### TASK BRIEF
Can you copy the data below exactly, line for line, leaving the pictures out of your answer?

[start DATASET EXCERPTS]

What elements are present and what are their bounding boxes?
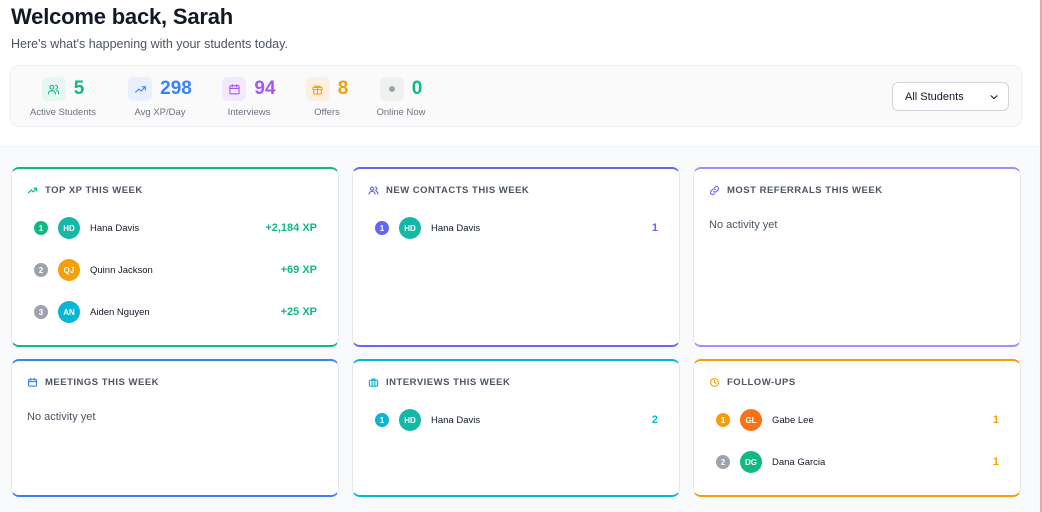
stat-online-now: 0 Online Now [373, 66, 429, 128]
list-item[interactable]: 1 HD Hana Davis 1 [375, 216, 658, 240]
count-value: 1 [651, 222, 658, 234]
stat-value: 298 [160, 78, 192, 99]
stat-label: Interviews [227, 107, 271, 118]
avatar: QJ [58, 259, 80, 281]
rank-badge: 1 [375, 221, 389, 235]
avatar: HD [58, 217, 80, 239]
card-title: NEW CONTACTS THIS WEEK [386, 185, 530, 196]
count-value: 2 [651, 414, 658, 426]
page-header: Welcome back, Sarah Here's what's happen… [11, 4, 288, 51]
stat-value: 8 [337, 78, 349, 99]
stats-bar: 5 Active Students 298 Avg XP/Day 94 Inte… [10, 65, 1022, 127]
card-title: MEETINGS THIS WEEK [45, 377, 160, 388]
rank-badge: 1 [716, 413, 730, 427]
student-name: Aiden Nguyen [90, 306, 150, 318]
card-most-referrals: MOST REFERRALS THIS WEEK No activity yet [693, 167, 1021, 347]
rank-badge: 2 [34, 263, 48, 277]
dot-icon [379, 77, 404, 101]
student-name: Hana Davis [90, 222, 140, 234]
clock-icon [710, 378, 719, 387]
stat-label: Offers [314, 107, 340, 118]
avatar: HD [399, 217, 421, 239]
stat-value: 94 [254, 78, 276, 99]
student-filter-value: All Students [905, 90, 964, 103]
rank-badge: 3 [34, 305, 48, 319]
stat-interviews: 94 Interviews [219, 66, 279, 128]
card-title: INTERVIEWS THIS WEEK [386, 377, 511, 388]
list-item[interactable]: 2 QJ Quinn Jackson +69 XP [34, 258, 317, 282]
stat-value: 5 [73, 78, 85, 99]
gift-icon [305, 77, 330, 101]
count-value: 1 [992, 414, 999, 426]
xp-value: +69 XP [280, 264, 317, 276]
briefcase-icon [368, 378, 379, 387]
list-item[interactable]: 1 GL Gabe Lee 1 [716, 408, 999, 432]
xp-value: +25 XP [280, 306, 317, 318]
card-title: MOST REFERRALS THIS WEEK [727, 185, 883, 196]
stat-value: 0 [411, 78, 423, 99]
stat-label: Active Students [29, 107, 96, 118]
rank-badge: 1 [375, 413, 389, 427]
card-top-xp: TOP XP THIS WEEK 1 HD Hana Davis +2,184 … [11, 167, 339, 347]
page-title: Welcome back, Sarah [11, 4, 234, 29]
student-name: Quinn Jackson [90, 264, 153, 276]
xp-value: +2,184 XP [265, 222, 317, 234]
rank-badge: 2 [716, 455, 730, 469]
stat-avg-xp: 298 Avg XP/Day [123, 66, 197, 128]
list-item[interactable]: 1 HD Hana Davis 2 [375, 408, 658, 432]
stat-label: Online Now [376, 107, 426, 118]
card-title: FOLLOW-UPS [727, 377, 796, 388]
student-name: Hana Davis [431, 414, 481, 426]
card-meetings: MEETINGS THIS WEEK No activity yet [11, 359, 339, 497]
trending-up-icon [128, 77, 153, 101]
avatar: AN [58, 301, 80, 323]
calendar-icon [222, 77, 247, 101]
trending-up-icon [27, 187, 38, 194]
users-icon [368, 186, 379, 195]
stat-label: Avg XP/Day [134, 107, 186, 118]
student-name: Hana Davis [431, 222, 481, 234]
avatar: GL [740, 409, 762, 431]
student-name: Dana Garcia [772, 456, 826, 468]
stat-offers: 8 Offers [302, 66, 352, 128]
list-item[interactable]: 1 HD Hana Davis +2,184 XP [34, 216, 317, 240]
student-name: Gabe Lee [772, 414, 814, 426]
chevron-down-icon [990, 95, 998, 100]
rank-badge: 1 [34, 221, 48, 235]
card-interviews: INTERVIEWS THIS WEEK 1 HD Hana Davis 2 [352, 359, 680, 497]
count-value: 1 [992, 456, 999, 468]
card-new-contacts: NEW CONTACTS THIS WEEK 1 HD Hana Davis 1 [352, 167, 680, 347]
link-icon [709, 185, 720, 196]
list-item[interactable]: 2 DG Dana Garcia 1 [716, 450, 999, 474]
student-filter-select[interactable]: All Students [892, 82, 1009, 111]
avatar: DG [740, 451, 762, 473]
users-icon [41, 77, 66, 101]
list-item[interactable]: 3 AN Aiden Nguyen +25 XP [34, 300, 317, 324]
calendar-icon [28, 377, 37, 387]
stat-active-students: 5 Active Students [28, 66, 98, 128]
empty-state: No activity yet [709, 219, 778, 231]
card-follow-ups: FOLLOW-UPS 1 GL Gabe Lee 1 2 DG Dana Gar… [693, 359, 1021, 497]
avatar: HD [399, 409, 421, 431]
page-subtitle: Here's what's happening with your studen… [11, 37, 288, 51]
card-title: TOP XP THIS WEEK [45, 185, 143, 196]
empty-state: No activity yet [27, 411, 96, 423]
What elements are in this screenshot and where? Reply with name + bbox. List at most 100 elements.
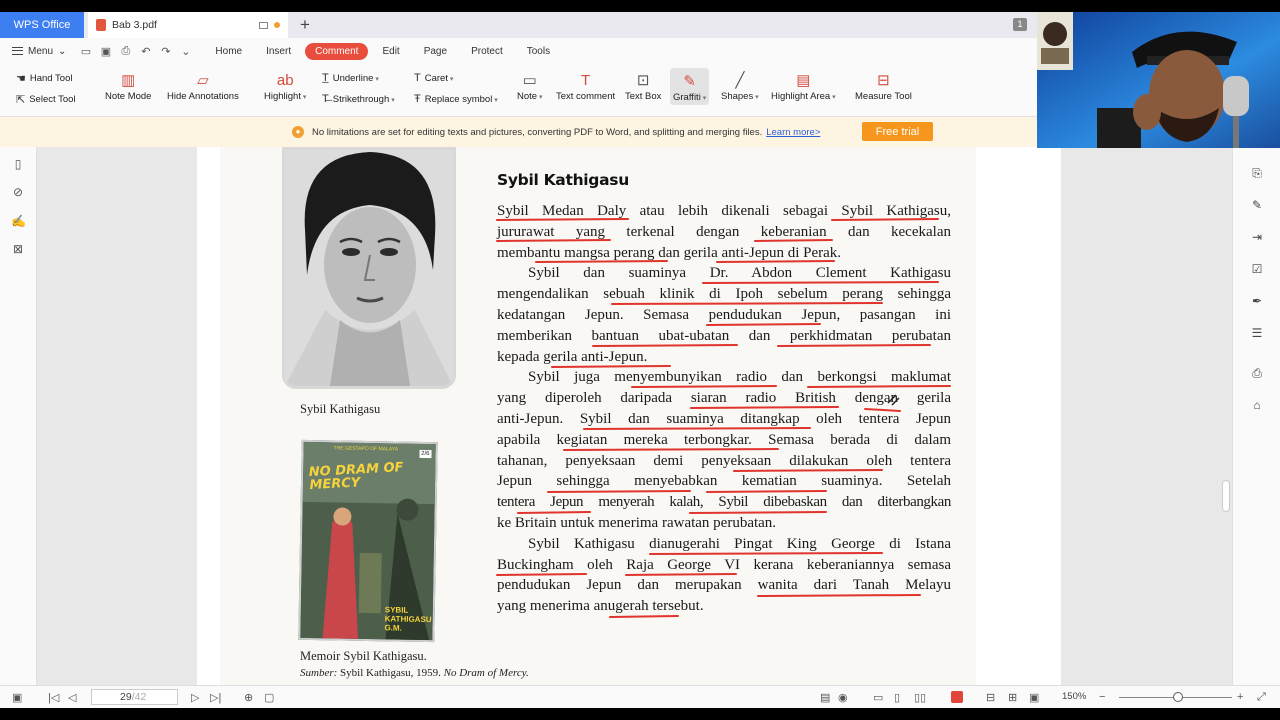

[end DATASET EXCERPTS]

### SOLUTION FOR THIS EXERCISE
What elements are present and what are their bounding boxes?
stat-online-now: 0 Online Now [373, 66, 429, 128]
list-item[interactable]: 1 HD Hana Davis 1 [375, 216, 658, 240]
count-value: 1 [651, 222, 658, 234]
stat-value: 298 [160, 78, 192, 99]
stat-label: Interviews [227, 107, 271, 118]
avatar: QJ [58, 259, 80, 281]
rank-badge: 1 [375, 221, 389, 235]
avatar: HD [58, 217, 80, 239]
card-title: NEW CONTACTS THIS WEEK [386, 185, 530, 196]
count-value: 2 [651, 414, 658, 426]
page-header: Welcome back, Sarah Here's what's happen… [11, 4, 288, 51]
stat-value: 8 [337, 78, 349, 99]
stats-bar: 5 Active Students 298 Avg XP/Day 94 Inte… [10, 65, 1022, 127]
card-title: MEETINGS THIS WEEK [45, 377, 160, 388]
rank-badge: 1 [716, 413, 730, 427]
student-name: Aiden Nguyen [90, 306, 150, 318]
card-most-referrals: MOST REFERRALS THIS WEEK No activity yet [693, 167, 1021, 347]
rank-badge: 2 [34, 263, 48, 277]
dot-icon [379, 77, 404, 101]
student-name: Hana Davis [90, 222, 140, 234]
clock-icon [710, 378, 719, 387]
stat-label: Offers [314, 107, 340, 118]
avatar: HD [399, 217, 421, 239]
stat-value: 94 [254, 78, 276, 99]
student-filter-value: All Students [905, 90, 964, 103]
rank-badge: 3 [34, 305, 48, 319]
stat-interviews: 94 Interviews [219, 66, 279, 128]
card-title: INTERVIEWS THIS WEEK [386, 377, 511, 388]
list-item[interactable]: 2 QJ Quinn Jackson +69 XP [34, 258, 317, 282]
stat-value: 5 [73, 78, 85, 99]
gift-icon [305, 77, 330, 101]
count-value: 1 [992, 414, 999, 426]
xp-value: +69 XP [280, 264, 317, 276]
briefcase-icon [368, 378, 379, 387]
list-item[interactable]: 1 GL Gabe Lee 1 [716, 408, 999, 432]
xp-value: +25 XP [280, 306, 317, 318]
card-title: MOST REFERRALS THIS WEEK [727, 185, 883, 196]
stat-value: 0 [411, 78, 423, 99]
stat-label: Active Students [29, 107, 96, 118]
rank-badge: 1 [375, 413, 389, 427]
card-top-xp: TOP XP THIS WEEK 1 HD Hana Davis +2,184 … [11, 167, 339, 347]
page-title: Welcome back, Sarah [11, 4, 234, 29]
student-name: Quinn Jackson [90, 264, 153, 276]
xp-value: +2,184 XP [265, 222, 317, 234]
rank-badge: 2 [716, 455, 730, 469]
stat-avg-xp: 298 Avg XP/Day [123, 66, 197, 128]
list-item[interactable]: 1 HD Hana Davis 2 [375, 408, 658, 432]
stat-label: Online Now [376, 107, 426, 118]
card-title: FOLLOW-UPS [727, 377, 796, 388]
student-name: Hana Davis [431, 414, 481, 426]
card-meetings: MEETINGS THIS WEEK No activity yet [11, 359, 339, 497]
trending-up-icon [128, 77, 153, 101]
avatar: AN [58, 301, 80, 323]
calendar-icon [222, 77, 247, 101]
trending-up-icon [27, 187, 38, 194]
users-icon [368, 186, 379, 195]
stat-label: Avg XP/Day [134, 107, 186, 118]
student-name: Hana Davis [431, 222, 481, 234]
avatar: GL [740, 409, 762, 431]
student-name: Dana Garcia [772, 456, 826, 468]
stat-offers: 8 Offers [302, 66, 352, 128]
list-item[interactable]: 1 HD Hana Davis +2,184 XP [34, 216, 317, 240]
student-name: Gabe Lee [772, 414, 814, 426]
chevron-down-icon [990, 95, 998, 100]
rank-badge: 1 [34, 221, 48, 235]
card-interviews: INTERVIEWS THIS WEEK 1 HD Hana Davis 2 [352, 359, 680, 497]
count-value: 1 [992, 456, 999, 468]
card-new-contacts: NEW CONTACTS THIS WEEK 1 HD Hana Davis 1 [352, 167, 680, 347]
link-icon [709, 185, 720, 196]
list-item[interactable]: 2 DG Dana Garcia 1 [716, 450, 999, 474]
student-filter-select[interactable]: All Students [892, 82, 1009, 111]
avatar: DG [740, 451, 762, 473]
users-icon [41, 77, 66, 101]
list-item[interactable]: 3 AN Aiden Nguyen +25 XP [34, 300, 317, 324]
calendar-icon [28, 377, 37, 387]
stat-active-students: 5 Active Students [28, 66, 98, 128]
empty-state: No activity yet [709, 219, 778, 231]
card-follow-ups: FOLLOW-UPS 1 GL Gabe Lee 1 2 DG Dana Gar… [693, 359, 1021, 497]
avatar: HD [399, 409, 421, 431]
page-subtitle: Here's what's happening with your studen… [11, 37, 288, 51]
card-title: TOP XP THIS WEEK [45, 185, 143, 196]
empty-state: No activity yet [27, 411, 96, 423]
What elements are in this screenshot and where? Reply with name + bbox. List at most 100 elements.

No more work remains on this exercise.